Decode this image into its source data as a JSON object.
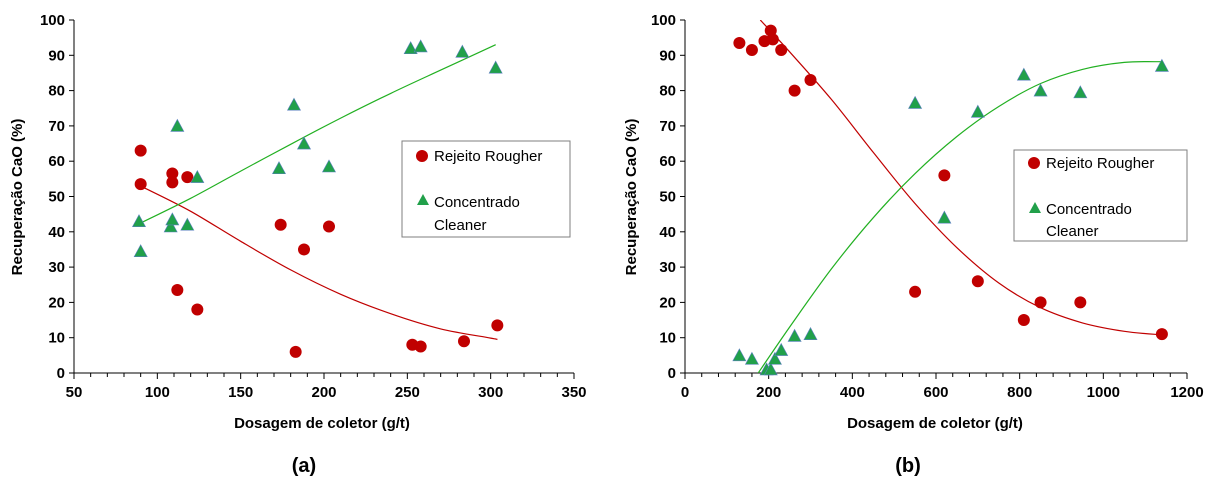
{
  "colors": {
    "rejeito": "#c00000",
    "concentrado": "#21a04a",
    "trend_red": "#c00000",
    "trend_green": "#22b022",
    "axis": "#000000",
    "legend_border": "#7f7f7f"
  },
  "chart_data": [
    {
      "type": "scatter",
      "panel_label": "(a)",
      "xlabel": "Dosagem de coletor (g/t)",
      "ylabel": "Recuperação  CaO (%)",
      "xlim": [
        50,
        350
      ],
      "ylim": [
        0,
        100
      ],
      "xticks": [
        "50",
        "100",
        "150",
        "200",
        "250",
        "300",
        "350"
      ],
      "yticks": [
        "0",
        "10",
        "20",
        "30",
        "40",
        "50",
        "60",
        "70",
        "80",
        "90",
        "100"
      ],
      "grid": false,
      "legend_placement": "right",
      "series": [
        {
          "name": "Rejeito Rougher",
          "marker": "circle",
          "points": [
            [
              90,
              63
            ],
            [
              90,
              53.5
            ],
            [
              109,
              56.5
            ],
            [
              109,
              54
            ],
            [
              112,
              23.5
            ],
            [
              118,
              55.5
            ],
            [
              124,
              18
            ],
            [
              174,
              42
            ],
            [
              183,
              6
            ],
            [
              188,
              35
            ],
            [
              203,
              41.5
            ],
            [
              253,
              8
            ],
            [
              258,
              7.5
            ],
            [
              284,
              9
            ],
            [
              304,
              13.5
            ]
          ],
          "trend": [
            [
              92,
              52.5
            ],
            [
              120,
              45.8
            ],
            [
              150,
              37.3
            ],
            [
              180,
              29.2
            ],
            [
              210,
              22.3
            ],
            [
              240,
              16.8
            ],
            [
              270,
              12.5
            ],
            [
              300,
              9.9
            ],
            [
              304,
              9.5
            ]
          ]
        },
        {
          "name": "Concentrado Cleaner",
          "marker": "triangle",
          "points": [
            [
              89,
              43
            ],
            [
              90,
              34.5
            ],
            [
              108,
              41.5
            ],
            [
              109,
              43.5
            ],
            [
              112,
              70
            ],
            [
              118,
              42
            ],
            [
              124,
              55.5
            ],
            [
              173,
              58
            ],
            [
              182,
              76
            ],
            [
              188,
              65
            ],
            [
              203,
              58.5
            ],
            [
              252,
              92
            ],
            [
              258,
              92.5
            ],
            [
              283,
              91
            ],
            [
              303,
              86.5
            ]
          ],
          "trend": [
            [
              90,
              42.5
            ],
            [
              120,
              49.5
            ],
            [
              150,
              57.2
            ],
            [
              180,
              64.8
            ],
            [
              210,
              72.2
            ],
            [
              240,
              79.2
            ],
            [
              270,
              85.8
            ],
            [
              303,
              93
            ]
          ]
        }
      ]
    },
    {
      "type": "scatter",
      "panel_label": "(b)",
      "xlabel": "Dosagem de coletor (g/t)",
      "ylabel": "Recuperação  CaO (%)",
      "xlim": [
        0,
        1200
      ],
      "ylim": [
        0,
        100
      ],
      "xticks": [
        "0",
        "200",
        "400",
        "600",
        "800",
        "1000",
        "1200"
      ],
      "yticks": [
        "0",
        "10",
        "20",
        "30",
        "40",
        "50",
        "60",
        "70",
        "80",
        "90",
        "100"
      ],
      "grid": false,
      "legend_placement": "right",
      "series": [
        {
          "name": "Rejeito Rougher",
          "marker": "circle",
          "points": [
            [
              130,
              93.5
            ],
            [
              160,
              91.5
            ],
            [
              190,
              94
            ],
            [
              205,
              97
            ],
            [
              210,
              94.5
            ],
            [
              230,
              91.5
            ],
            [
              262,
              80
            ],
            [
              300,
              83
            ],
            [
              550,
              23
            ],
            [
              620,
              56
            ],
            [
              700,
              26
            ],
            [
              810,
              15
            ],
            [
              850,
              20
            ],
            [
              945,
              20
            ],
            [
              1140,
              11
            ]
          ],
          "trend": [
            [
              180,
              100
            ],
            [
              250,
              91
            ],
            [
              350,
              77.5
            ],
            [
              450,
              62.5
            ],
            [
              550,
              48
            ],
            [
              650,
              35.5
            ],
            [
              750,
              25.5
            ],
            [
              850,
              18.5
            ],
            [
              950,
              14.2
            ],
            [
              1050,
              11.8
            ],
            [
              1140,
              10.8
            ]
          ]
        },
        {
          "name": "Concentrado Cleaner",
          "marker": "triangle",
          "points": [
            [
              130,
              5
            ],
            [
              160,
              4
            ],
            [
              195,
              1
            ],
            [
              205,
              1
            ],
            [
              215,
              4
            ],
            [
              230,
              6.5
            ],
            [
              262,
              10.5
            ],
            [
              300,
              11
            ],
            [
              550,
              76.5
            ],
            [
              620,
              44
            ],
            [
              700,
              74
            ],
            [
              810,
              84.5
            ],
            [
              850,
              80
            ],
            [
              945,
              79.5
            ],
            [
              1140,
              87
            ]
          ],
          "trend": [
            [
              175,
              0
            ],
            [
              250,
              13
            ],
            [
              350,
              29.5
            ],
            [
              450,
              44
            ],
            [
              550,
              56.5
            ],
            [
              650,
              67
            ],
            [
              750,
              75.5
            ],
            [
              850,
              82
            ],
            [
              950,
              86
            ],
            [
              1050,
              88
            ],
            [
              1140,
              88.2
            ]
          ]
        }
      ]
    }
  ]
}
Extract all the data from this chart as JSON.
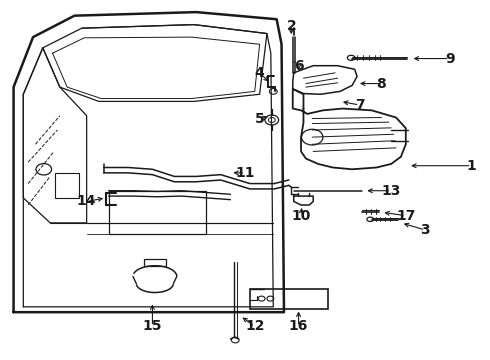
{
  "bg_color": "#ffffff",
  "line_color": "#1a1a1a",
  "fig_width": 4.9,
  "fig_height": 3.6,
  "dpi": 100,
  "label_fontsize": 10,
  "label_fontweight": "bold",
  "label_positions": {
    "1": {
      "lp": [
        0.965,
        0.54
      ],
      "tp": [
        0.835,
        0.54
      ]
    },
    "2": {
      "lp": [
        0.595,
        0.93
      ],
      "tp": [
        0.595,
        0.9
      ]
    },
    "3": {
      "lp": [
        0.87,
        0.36
      ],
      "tp": [
        0.82,
        0.38
      ]
    },
    "4": {
      "lp": [
        0.53,
        0.8
      ],
      "tp": [
        0.553,
        0.77
      ]
    },
    "5": {
      "lp": [
        0.53,
        0.67
      ],
      "tp": [
        0.553,
        0.68
      ]
    },
    "6": {
      "lp": [
        0.61,
        0.82
      ],
      "tp": [
        0.61,
        0.8
      ]
    },
    "7": {
      "lp": [
        0.735,
        0.71
      ],
      "tp": [
        0.695,
        0.72
      ]
    },
    "8": {
      "lp": [
        0.78,
        0.77
      ],
      "tp": [
        0.73,
        0.77
      ]
    },
    "9": {
      "lp": [
        0.92,
        0.84
      ],
      "tp": [
        0.84,
        0.84
      ]
    },
    "10": {
      "lp": [
        0.615,
        0.4
      ],
      "tp": [
        0.617,
        0.43
      ]
    },
    "11": {
      "lp": [
        0.5,
        0.52
      ],
      "tp": [
        0.47,
        0.52
      ]
    },
    "12": {
      "lp": [
        0.52,
        0.09
      ],
      "tp": [
        0.49,
        0.12
      ]
    },
    "13": {
      "lp": [
        0.8,
        0.47
      ],
      "tp": [
        0.745,
        0.47
      ]
    },
    "14": {
      "lp": [
        0.175,
        0.44
      ],
      "tp": [
        0.215,
        0.45
      ]
    },
    "15": {
      "lp": [
        0.31,
        0.09
      ],
      "tp": [
        0.31,
        0.16
      ]
    },
    "16": {
      "lp": [
        0.61,
        0.09
      ],
      "tp": [
        0.61,
        0.14
      ]
    },
    "17": {
      "lp": [
        0.83,
        0.4
      ],
      "tp": [
        0.78,
        0.41
      ]
    }
  }
}
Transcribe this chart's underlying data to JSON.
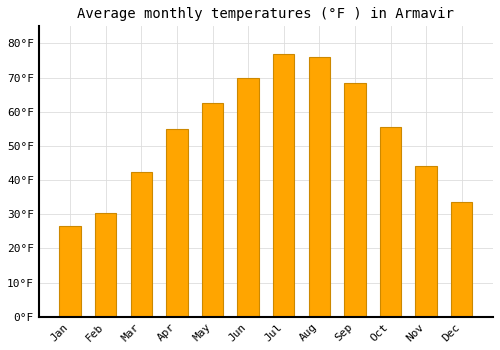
- - -
Exercise:
Every record above should be written out again without change, except that the pictures are left out.

Task response:
Decode this image into its source data as a JSON object.
{
  "colors": {
    "rejeito": "#c00000",
    "concentrado": "#21a04a",
    "trend_red": "#c00000",
    "trend_green": "#22b022",
    "axis": "#000000",
    "legend_border": "#7f7f7f"
  },
  "chart_data": [
    {
      "type": "scatter",
      "panel_label": "(a)",
      "xlabel": "Dosagem de coletor (g/t)",
      "ylabel": "Recuperação  CaO (%)",
      "xlim": [
        50,
        350
      ],
      "ylim": [
        0,
        100
      ],
      "xticks": [
        "50",
        "100",
        "150",
        "200",
        "250",
        "300",
        "350"
      ],
      "yticks": [
        "0",
        "10",
        "20",
        "30",
        "40",
        "50",
        "60",
        "70",
        "80",
        "90",
        "100"
      ],
      "grid": false,
      "legend_placement": "right",
      "series": [
        {
          "name": "Rejeito Rougher",
          "marker": "circle",
          "points": [
            [
              90,
              63
            ],
            [
              90,
              53.5
            ],
            [
              109,
              56.5
            ],
            [
              109,
              54
            ],
            [
              112,
              23.5
            ],
            [
              118,
              55.5
            ],
            [
              124,
              18
            ],
            [
              174,
              42
            ],
            [
              183,
              6
            ],
            [
              188,
              35
            ],
            [
              203,
              41.5
            ],
            [
              253,
              8
            ],
            [
              258,
              7.5
            ],
            [
              284,
              9
            ],
            [
              304,
              13.5
            ]
          ],
          "trend": [
            [
              92,
              52.5
            ],
            [
              120,
              45.8
            ],
            [
              150,
              37.3
            ],
            [
              180,
              29.2
            ],
            [
              210,
              22.3
            ],
            [
              240,
              16.8
            ],
            [
              270,
              12.5
            ],
            [
              300,
              9.9
            ],
            [
              304,
              9.5
            ]
          ]
        },
        {
          "name": "Concentrado Cleaner",
          "marker": "triangle",
          "points": [
            [
              89,
              43
            ],
            [
              90,
              34.5
            ],
            [
              108,
              41.5
            ],
            [
              109,
              43.5
            ],
            [
              112,
              70
            ],
            [
              118,
              42
            ],
            [
              124,
              55.5
            ],
            [
              173,
              58
            ],
            [
              182,
              76
            ],
            [
              188,
              65
            ],
            [
              203,
              58.5
            ],
            [
              252,
              92
            ],
            [
              258,
              92.5
            ],
            [
              283,
              91
            ],
            [
              303,
              86.5
            ]
          ],
          "trend": [
            [
              90,
              42.5
            ],
            [
              120,
              49.5
            ],
            [
              150,
              57.2
            ],
            [
              180,
              64.8
            ],
            [
              210,
              72.2
            ],
            [
              240,
              79.2
            ],
            [
              270,
              85.8
            ],
            [
              303,
              93
            ]
          ]
        }
      ]
    },
    {
      "type": "scatter",
      "panel_label": "(b)",
      "xlabel": "Dosagem de coletor (g/t)",
      "ylabel": "Recuperação  CaO (%)",
      "xlim": [
        0,
        1200
      ],
      "ylim": [
        0,
        100
      ],
      "xticks": [
        "0",
        "200",
        "400",
        "600",
        "800",
        "1000",
        "1200"
      ],
      "yticks": [
        "0",
        "10",
        "20",
        "30",
        "40",
        "50",
        "60",
        "70",
        "80",
        "90",
        "100"
      ],
      "grid": false,
      "legend_placement": "right",
      "series": [
        {
          "name": "Rejeito Rougher",
          "marker": "circle",
          "points": [
            [
              130,
              93.5
            ],
            [
              160,
              91.5
            ],
            [
              190,
              94
            ],
            [
              205,
              97
            ],
            [
              210,
              94.5
            ],
            [
              230,
              91.5
            ],
            [
              262,
              80
            ],
            [
              300,
              83
            ],
            [
              550,
              23
            ],
            [
              620,
              56
            ],
            [
              700,
              26
            ],
            [
              810,
              15
            ],
            [
              850,
              20
            ],
            [
              945,
              20
            ],
            [
              1140,
              11
            ]
          ],
          "trend": [
            [
              180,
              100
            ],
            [
              250,
              91
            ],
            [
              350,
              77.5
            ],
            [
              450,
              62.5
            ],
            [
              550,
              48
            ],
            [
              650,
              35.5
            ],
            [
              750,
              25.5
            ],
            [
              850,
              18.5
            ],
            [
              950,
              14.2
            ],
            [
              1050,
              11.8
            ],
            [
              1140,
              10.8
            ]
          ]
        },
        {
          "name": "Concentrado Cleaner",
          "marker": "triangle",
          "points": [
            [
              130,
              5
            ],
            [
              160,
              4
            ],
            [
              195,
              1
            ],
            [
              205,
              1
            ],
            [
              215,
              4
            ],
            [
              230,
              6.5
            ],
            [
              262,
              10.5
            ],
            [
              300,
              11
            ],
            [
              550,
              76.5
            ],
            [
              620,
              44
            ],
            [
              700,
              74
            ],
            [
              810,
              84.5
            ],
            [
              850,
              80
            ],
            [
              945,
              79.5
            ],
            [
              1140,
              87
            ]
          ],
          "trend": [
            [
              175,
              0
            ],
            [
              250,
              13
            ],
            [
              350,
              29.5
            ],
            [
              450,
              44
            ],
            [
              550,
              56.5
            ],
            [
              650,
              67
            ],
            [
              750,
              75.5
            ],
            [
              850,
              82
            ],
            [
              950,
              86
            ],
            [
              1050,
              88
            ],
            [
              1140,
              88.2
            ]
          ]
        }
      ]
    }
  ]
}
Extract all the data from this chart as JSON.
{
  "bg_color": "#ffffff",
  "line_color": "#1a1a1a",
  "fig_width": 4.9,
  "fig_height": 3.6,
  "dpi": 100,
  "label_fontsize": 10,
  "label_fontweight": "bold",
  "label_positions": {
    "1": {
      "lp": [
        0.965,
        0.54
      ],
      "tp": [
        0.835,
        0.54
      ]
    },
    "2": {
      "lp": [
        0.595,
        0.93
      ],
      "tp": [
        0.595,
        0.9
      ]
    },
    "3": {
      "lp": [
        0.87,
        0.36
      ],
      "tp": [
        0.82,
        0.38
      ]
    },
    "4": {
      "lp": [
        0.53,
        0.8
      ],
      "tp": [
        0.553,
        0.77
      ]
    },
    "5": {
      "lp": [
        0.53,
        0.67
      ],
      "tp": [
        0.553,
        0.68
      ]
    },
    "6": {
      "lp": [
        0.61,
        0.82
      ],
      "tp": [
        0.61,
        0.8
      ]
    },
    "7": {
      "lp": [
        0.735,
        0.71
      ],
      "tp": [
        0.695,
        0.72
      ]
    },
    "8": {
      "lp": [
        0.78,
        0.77
      ],
      "tp": [
        0.73,
        0.77
      ]
    },
    "9": {
      "lp": [
        0.92,
        0.84
      ],
      "tp": [
        0.84,
        0.84
      ]
    },
    "10": {
      "lp": [
        0.615,
        0.4
      ],
      "tp": [
        0.617,
        0.43
      ]
    },
    "11": {
      "lp": [
        0.5,
        0.52
      ],
      "tp": [
        0.47,
        0.52
      ]
    },
    "12": {
      "lp": [
        0.52,
        0.09
      ],
      "tp": [
        0.49,
        0.12
      ]
    },
    "13": {
      "lp": [
        0.8,
        0.47
      ],
      "tp": [
        0.745,
        0.47
      ]
    },
    "14": {
      "lp": [
        0.175,
        0.44
      ],
      "tp": [
        0.215,
        0.45
      ]
    },
    "15": {
      "lp": [
        0.31,
        0.09
      ],
      "tp": [
        0.31,
        0.16
      ]
    },
    "16": {
      "lp": [
        0.61,
        0.09
      ],
      "tp": [
        0.61,
        0.14
      ]
    },
    "17": {
      "lp": [
        0.83,
        0.4
      ],
      "tp": [
        0.78,
        0.41
      ]
    }
  }
}
Transcribe this chart's underlying data to JSON.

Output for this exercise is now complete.